> _JOB_
Read the lines that follow and pick out every one containing the word "data".
** START OF RECORDS SUPPLIED **
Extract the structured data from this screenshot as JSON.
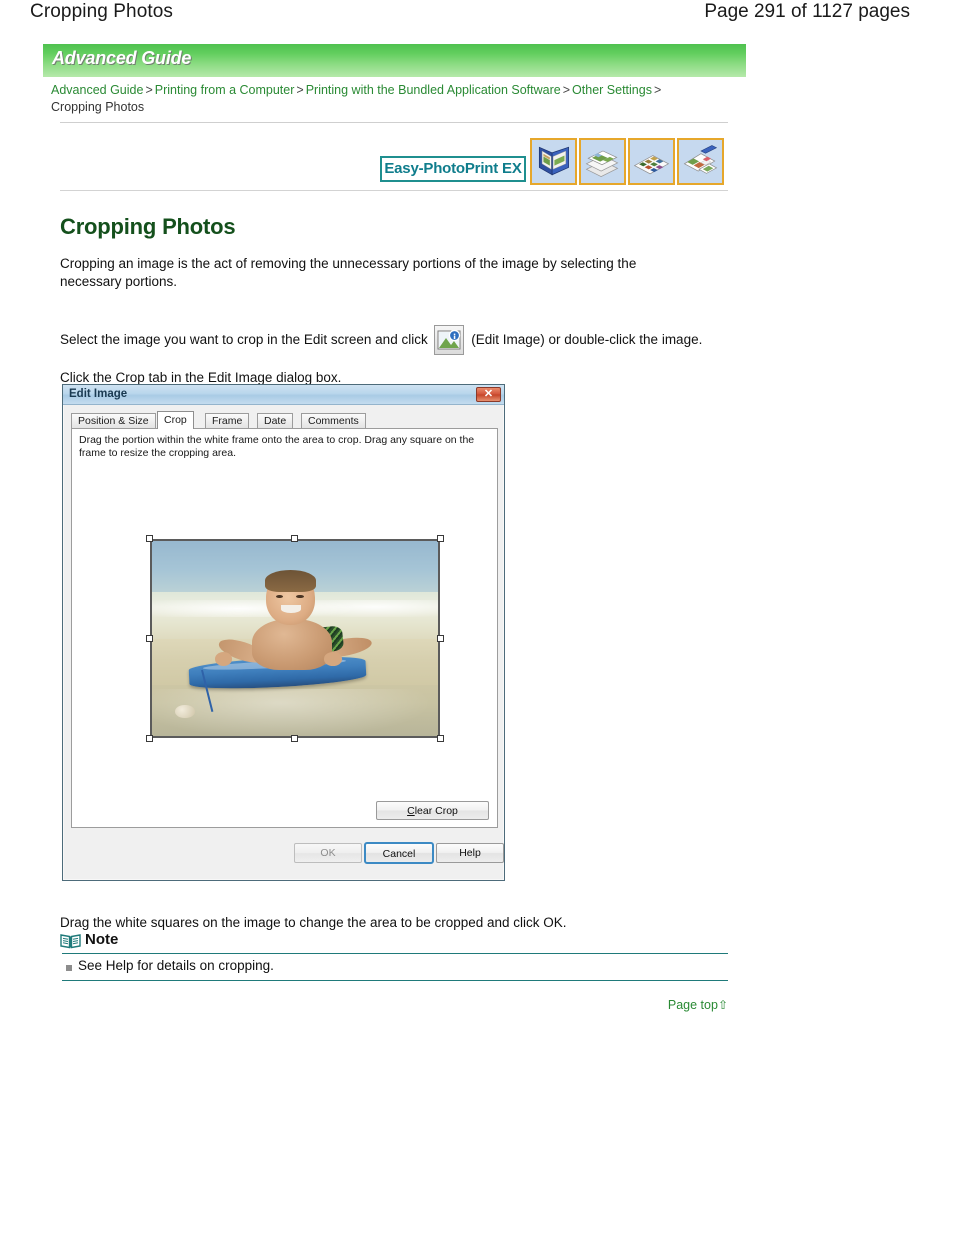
{
  "page_header": {
    "title": "Cropping Photos",
    "page_number": "Page 291 of 1127 pages"
  },
  "banner": {
    "label": "Advanced Guide",
    "gradient_from": "#4fc14f",
    "gradient_to": "#b6e9ab"
  },
  "breadcrumb": {
    "items": [
      {
        "label": "Advanced Guide",
        "link": true
      },
      {
        "label": "Printing from a Computer",
        "link": true
      },
      {
        "label": "Printing with the Bundled Application Software",
        "link": true
      },
      {
        "label": "Other Settings",
        "link": true
      },
      {
        "label": "Cropping Photos",
        "link": false
      }
    ],
    "separator": ">",
    "link_color": "#2a8a34"
  },
  "product_bar": {
    "logo_text": "Easy-PhotoPrint EX",
    "logo_color": "#0f7d8c",
    "icons": [
      {
        "name": "album-icon",
        "label": "Album"
      },
      {
        "name": "photo-print-icon",
        "label": "Photo Print"
      },
      {
        "name": "index-print-icon",
        "label": "Index Print"
      },
      {
        "name": "layout-print-icon",
        "label": "Layout Print"
      }
    ]
  },
  "main": {
    "heading": "Cropping Photos",
    "heading_color": "#14501c",
    "paragraph_1": "Cropping an image is the act of removing the unnecessary portions of the image by selecting the necessary portions.",
    "paragraph_2_before": "Select the image you want to crop in the Edit screen and click",
    "paragraph_2_after": "(Edit Image) or double-click the image.",
    "paragraph_3": "Click the Crop tab in the Edit Image dialog box.",
    "paragraph_4": "Drag the white squares on the image to change the area to be cropped and click OK."
  },
  "dialog": {
    "title": "Edit Image",
    "close_label": "✕",
    "tabs": [
      {
        "label": "Position & Size",
        "selected": false
      },
      {
        "label": "Crop",
        "selected": true
      },
      {
        "label": "Frame",
        "selected": false
      },
      {
        "label": "Date",
        "selected": false
      },
      {
        "label": "Comments",
        "selected": false
      }
    ],
    "instructions": "Drag the portion within the white frame onto the area to crop. Drag any square on the frame to resize the cropping area.",
    "image_alt": "Photo of a young boy lying on a blue bodyboard in shallow beach surf",
    "clear_crop_label": "Clear Crop",
    "clear_crop_accesskey": "C",
    "buttons": {
      "ok": "OK",
      "cancel": "Cancel",
      "help": "Help"
    },
    "ok_enabled": false,
    "cancel_is_default": true
  },
  "note": {
    "heading": "Note",
    "items": [
      "See Help for details on cropping."
    ],
    "rule_color": "#1f7a7a"
  },
  "page_top": {
    "label": "Page top",
    "arrow": "⇧",
    "color": "#2a8a34"
  }
}
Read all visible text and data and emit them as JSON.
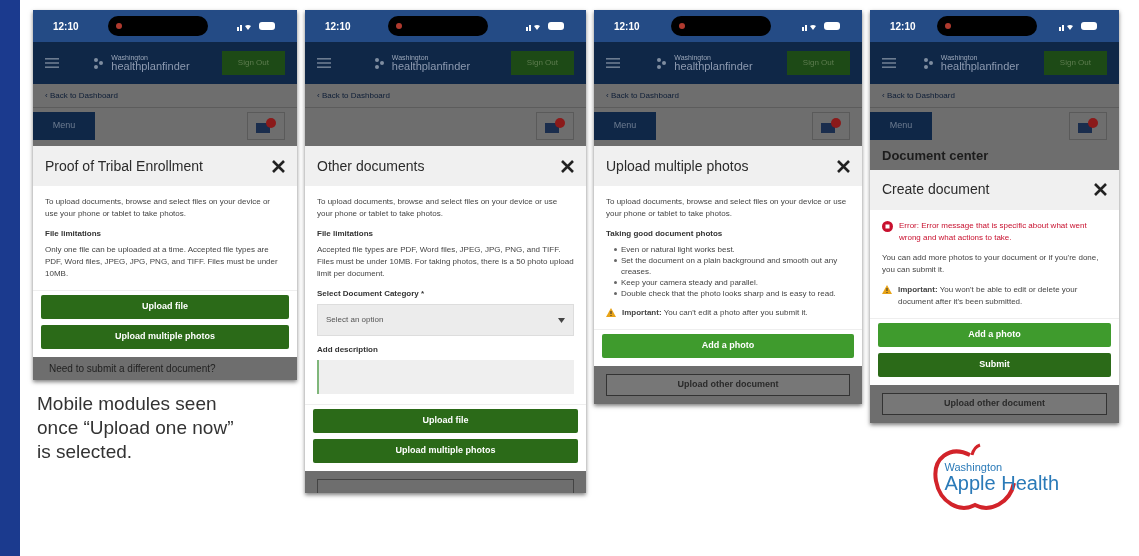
{
  "phones": [
    {
      "time": "12:10",
      "brand_top": "Washington",
      "brand": "healthplanfinder",
      "sign_out": "Sign Out",
      "back_link": "‹ Back to Dashboard",
      "menu": "Menu",
      "modal": {
        "title": "Proof of Tribal Enrollment",
        "blocks": [
          {
            "kind": "paragraph",
            "text": "To upload documents, browse and select files on your device or use your phone or tablet to take photos."
          },
          {
            "kind": "heading",
            "text": "File limitations"
          },
          {
            "kind": "paragraph",
            "text": "Only one file can be uploaded at a time. Accepted file types are PDF, Word files, JPEG, JPG, PNG, and TIFF. Files must be under 10MB."
          }
        ],
        "buttons": [
          {
            "label": "Upload file",
            "kind": "secondary"
          },
          {
            "label": "Upload multiple photos",
            "kind": "secondary"
          }
        ]
      },
      "below": {
        "kind": "text",
        "text": "Need to submit a different document?"
      }
    },
    {
      "time": "12:10",
      "brand_top": "Washington",
      "brand": "healthplanfinder",
      "sign_out": "Sign Out",
      "back_link": "‹ Back to Dashboard",
      "modal": {
        "title": "Other documents",
        "blocks": [
          {
            "kind": "paragraph",
            "text": "To upload documents, browse and select files on your device or use your phone or tablet to take photos."
          },
          {
            "kind": "heading",
            "text": "File limitations"
          },
          {
            "kind": "paragraph",
            "text": "Accepted file types are PDF, Word files, JPEG, JPG, PNG, and TIFF. Files must be under 10MB. For taking photos, there is a 50 photo upload limit per document."
          },
          {
            "kind": "select",
            "label": "Select Document Category *",
            "placeholder": "Select an option"
          },
          {
            "kind": "textarea",
            "label": "Add description"
          }
        ],
        "buttons": [
          {
            "label": "Upload file",
            "kind": "secondary"
          },
          {
            "label": "Upload multiple photos",
            "kind": "secondary"
          }
        ]
      },
      "below": {
        "kind": "blank"
      }
    },
    {
      "time": "12:10",
      "brand_top": "Washington",
      "brand": "healthplanfinder",
      "sign_out": "Sign Out",
      "back_link": "‹ Back to Dashboard",
      "menu": "Menu",
      "modal": {
        "title": "Upload multiple photos",
        "blocks": [
          {
            "kind": "paragraph",
            "text": "To upload documents, browse and select files on your device or use your phone or tablet to take photos."
          },
          {
            "kind": "heading",
            "text": "Taking good document photos"
          },
          {
            "kind": "list",
            "items": [
              "Even or natural light works best.",
              "Set the document on a plain background and smooth out any creases.",
              "Keep your camera steady and parallel.",
              "Double check that the photo looks sharp and is easy to read."
            ]
          },
          {
            "kind": "warning",
            "text": "**Important:** You can't edit a photo after you submit it."
          }
        ],
        "buttons": [
          {
            "label": "Add a photo",
            "kind": "primary"
          }
        ]
      },
      "below": {
        "kind": "button",
        "text": "Upload other document"
      }
    },
    {
      "time": "12:10",
      "brand_top": "Washington",
      "brand": "healthplanfinder",
      "sign_out": "Sign Out",
      "back_link": "‹ Back to Dashboard",
      "menu": "Menu",
      "page_heading": "Document center",
      "modal": {
        "title": "Create document",
        "blocks": [
          {
            "kind": "error",
            "text": "Error: Error message that is specific about what went wrong and what actions to take."
          },
          {
            "kind": "paragraph",
            "text": "You can add more photos to your document or if you're done, you can submit it."
          },
          {
            "kind": "warning",
            "text": "**Important:** You won't be able to edit or delete your document after it's been submitted."
          }
        ],
        "buttons": [
          {
            "label": "Add a photo",
            "kind": "primary"
          },
          {
            "label": "Submit",
            "kind": "secondary"
          }
        ]
      },
      "below": {
        "kind": "button",
        "text": "Upload other document"
      }
    }
  ],
  "caption": "Mobile modules seen once “Upload one now” is selected.",
  "logo": {
    "top": "Washington",
    "bottom": "Apple Health"
  }
}
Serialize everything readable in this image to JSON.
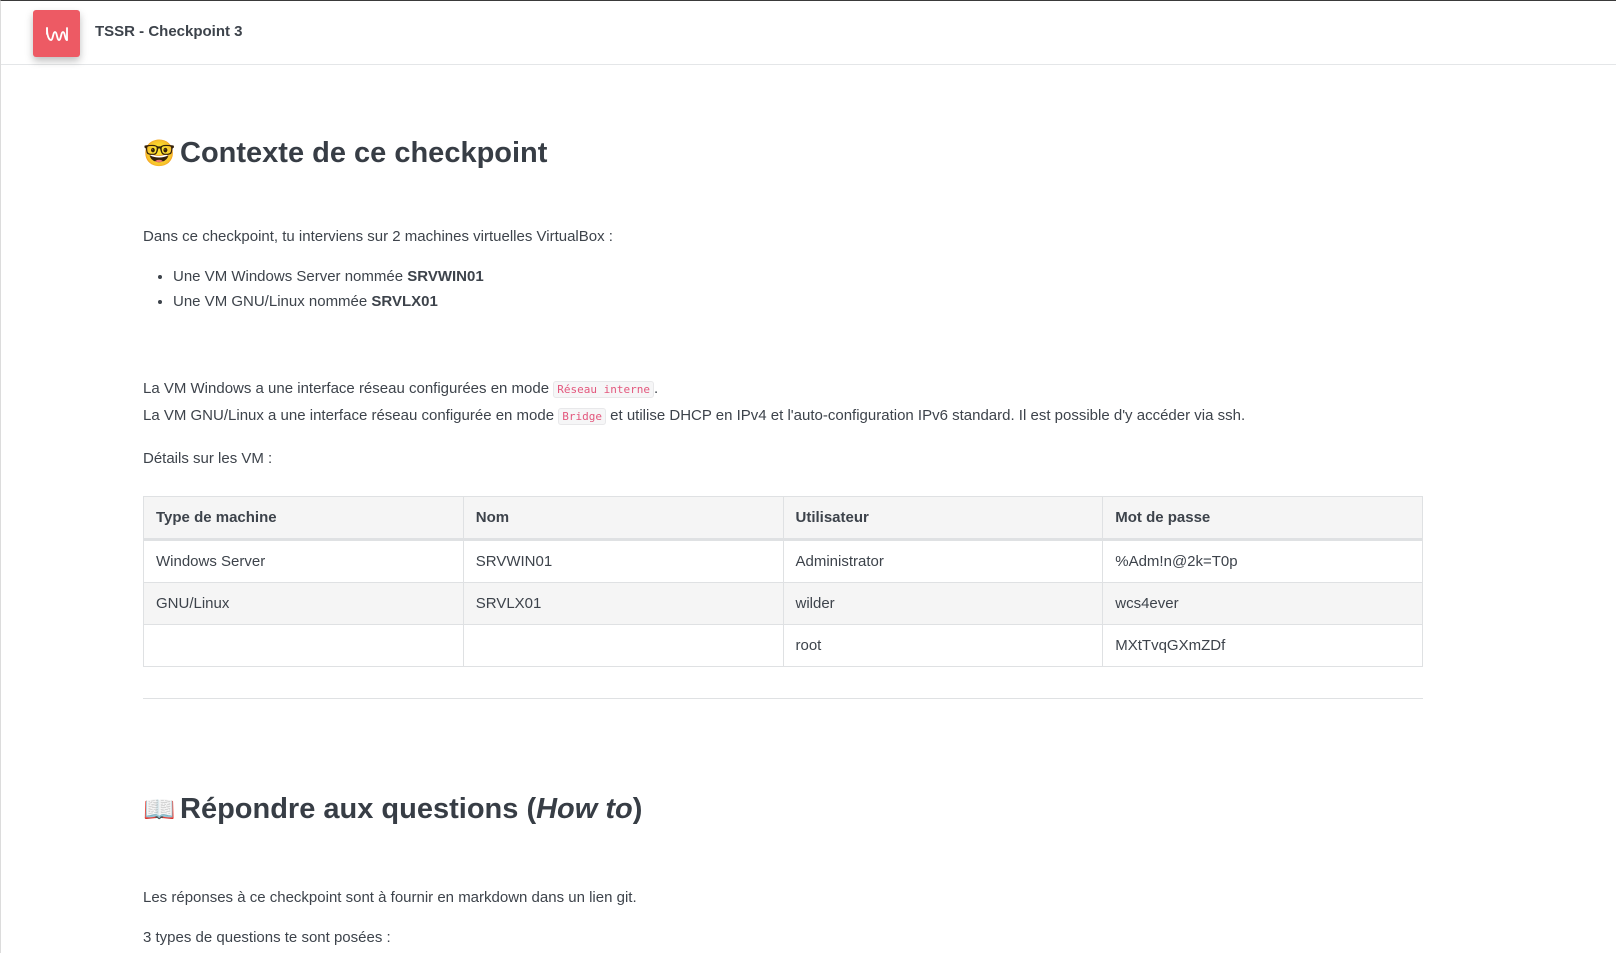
{
  "app": {
    "title": "TSSR - Checkpoint 3"
  },
  "section1": {
    "emoji": "🤓",
    "title": "Contexte de ce checkpoint",
    "intro": "Dans ce checkpoint, tu interviens sur 2 machines virtuelles VirtualBox :",
    "bullets": [
      {
        "prefix": "Une VM Windows Server nommée ",
        "bold": "SRVWIN01"
      },
      {
        "prefix": "Une VM GNU/Linux nommée ",
        "bold": "SRVLX01"
      }
    ],
    "line1": {
      "prefix": "La VM Windows a une interface réseau configurées en mode ",
      "code": "Réseau interne",
      "suffix": "."
    },
    "line2": {
      "prefix": "La VM GNU/Linux a une interface réseau configurée en mode ",
      "code": "Bridge",
      "suffix": " et utilise DHCP en IPv4 et l'auto-configuration IPv6 standard. Il est possible d'y accéder via ssh."
    },
    "details_label": "Détails sur les VM :",
    "table": {
      "headers": [
        "Type de machine",
        "Nom",
        "Utilisateur",
        "Mot de passe"
      ],
      "rows": [
        [
          "Windows Server",
          "SRVWIN01",
          "Administrator",
          "%Adm!n@2k=T0p"
        ],
        [
          "GNU/Linux",
          "SRVLX01",
          "wilder",
          "wcs4ever"
        ],
        [
          "",
          "",
          "root",
          "MXtTvqGXmZDf"
        ]
      ]
    }
  },
  "section2": {
    "emoji": "📖",
    "title_prefix": "Répondre aux questions (",
    "title_italic": "How to",
    "title_suffix": ")",
    "intro": "Les réponses à ce checkpoint sont à fournir en markdown dans un lien git.",
    "partial": "3 types de questions te sont posées :"
  },
  "colors": {
    "brand": "#ed5a64",
    "code_text": "#e3577d",
    "text": "#3d434b"
  }
}
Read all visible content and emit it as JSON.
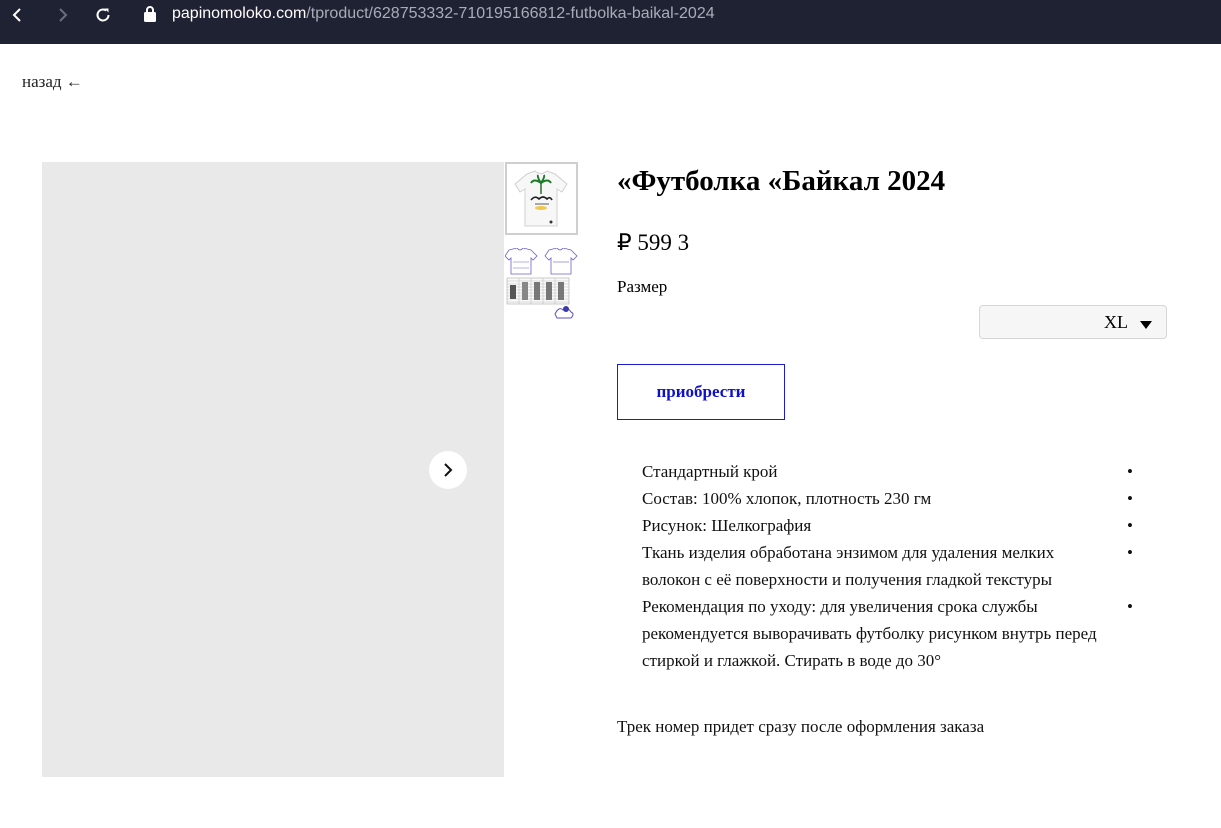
{
  "browser": {
    "url_host": "papinomoloko.com",
    "url_path": "/tproduct/628753332-710195166812-futbolka-baikal-2024"
  },
  "page": {
    "back_label": "назад ←",
    "product": {
      "title": "«Футболка «Байкал 2024",
      "price": "₽ 599 3",
      "size_label": "Размер",
      "size_value": "XL",
      "buy_label": "приобрести",
      "features": [
        "Стандартный крой",
        "Состав: 100% хлопок, плотность 230 гм",
        "Рисунок: Шелкография",
        "Ткань изделия обработана энзимом для удаления мелких волокон с её поверхности и получения гладкой текстуры",
        "Рекомендация по уходу: для увеличения срока службы рекомендуется выворачивать футболку рисунком внутрь перед стиркой и глажкой. Стирать в воде до 30°"
      ],
      "bullet": "•",
      "delivery_note": "Трек номер придет сразу после оформления заказа"
    }
  },
  "icons": {
    "back": "chevron-left-icon",
    "forward": "chevron-right-icon",
    "reload": "reload-icon",
    "lock": "lock-icon",
    "gallery_next": "chevron-right-icon"
  },
  "colors": {
    "chrome": "#1f2233",
    "buy_accent": "#1a1ad6",
    "gallery_bg": "#e9e9e9"
  }
}
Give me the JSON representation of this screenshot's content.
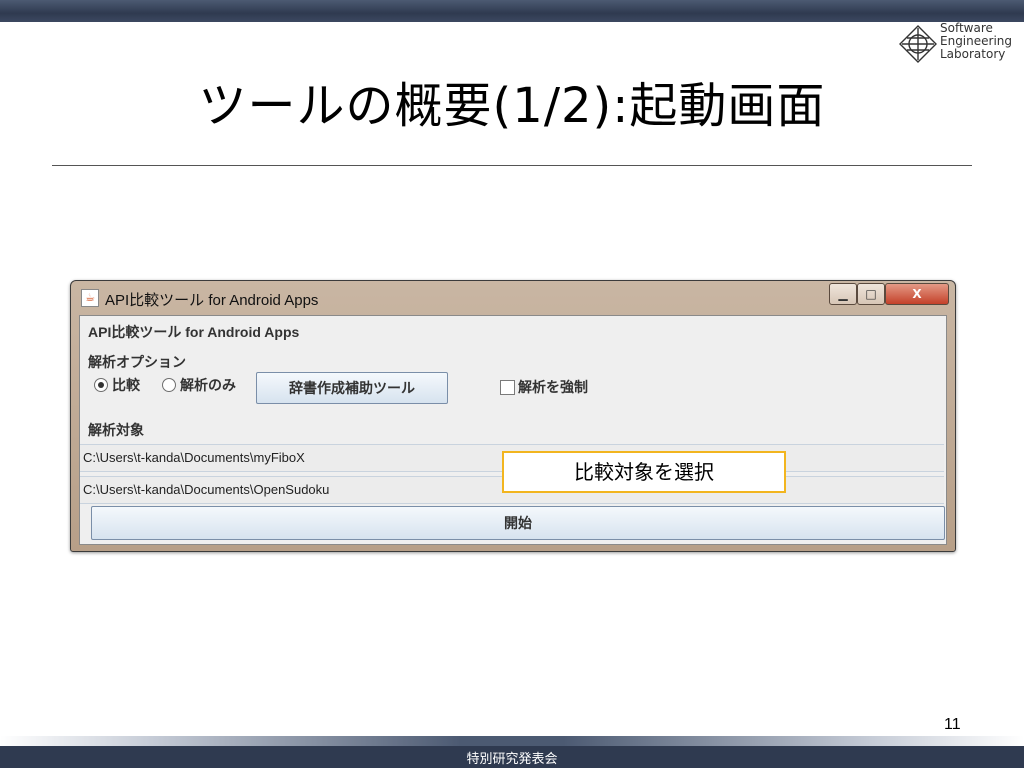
{
  "slide": {
    "title": "ツールの概要(1/2):起動画面",
    "page_number": "11",
    "footer": "特別研究発表会"
  },
  "logo": {
    "line1": "Software",
    "line2": "Engineering",
    "line3": "Laboratory"
  },
  "window": {
    "title": "API比較ツール for Android Apps",
    "min_glyph": "▁",
    "max_glyph": "□",
    "close_glyph": "X",
    "heading": "API比較ツール for Android Apps",
    "options_label": "解析オプション",
    "radio_compare": "比較",
    "radio_analyze": "解析のみ",
    "dictionary_button": "辞書作成補助ツール",
    "force_analyze": "解析を強制",
    "targets_label": "解析対象",
    "path1": "C:\\Users\\t-kanda\\Documents\\myFiboX",
    "path2": "C:\\Users\\t-kanda\\Documents\\OpenSudoku",
    "start_button": "開始"
  },
  "callout": {
    "text": "比較対象を選択"
  },
  "colors": {
    "header_bar": "#2f3a50",
    "callout_border": "#f2b51f",
    "window_frame": "#c9b6a3"
  }
}
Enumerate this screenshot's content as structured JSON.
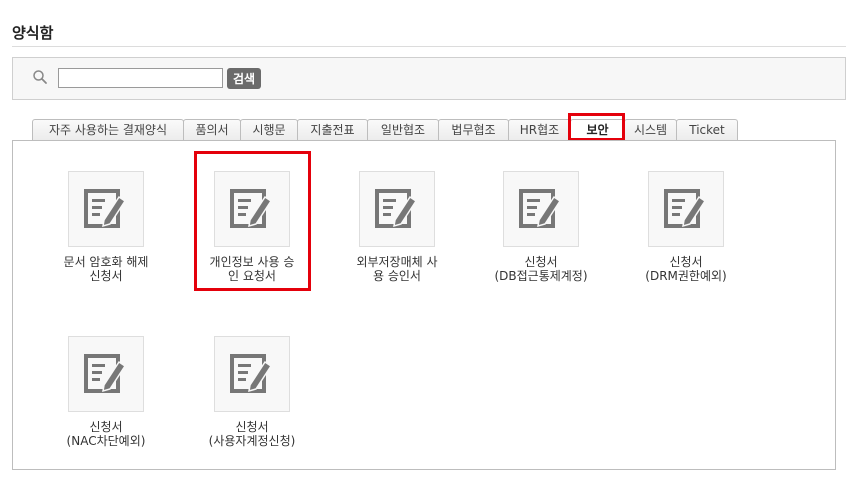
** END OF RECORDS SUPPLIED **
> _ANSWER TO THIS PROBLEM_
Extract the structured data from this screenshot as JSON.
Read all visible text and data and emit them as JSON.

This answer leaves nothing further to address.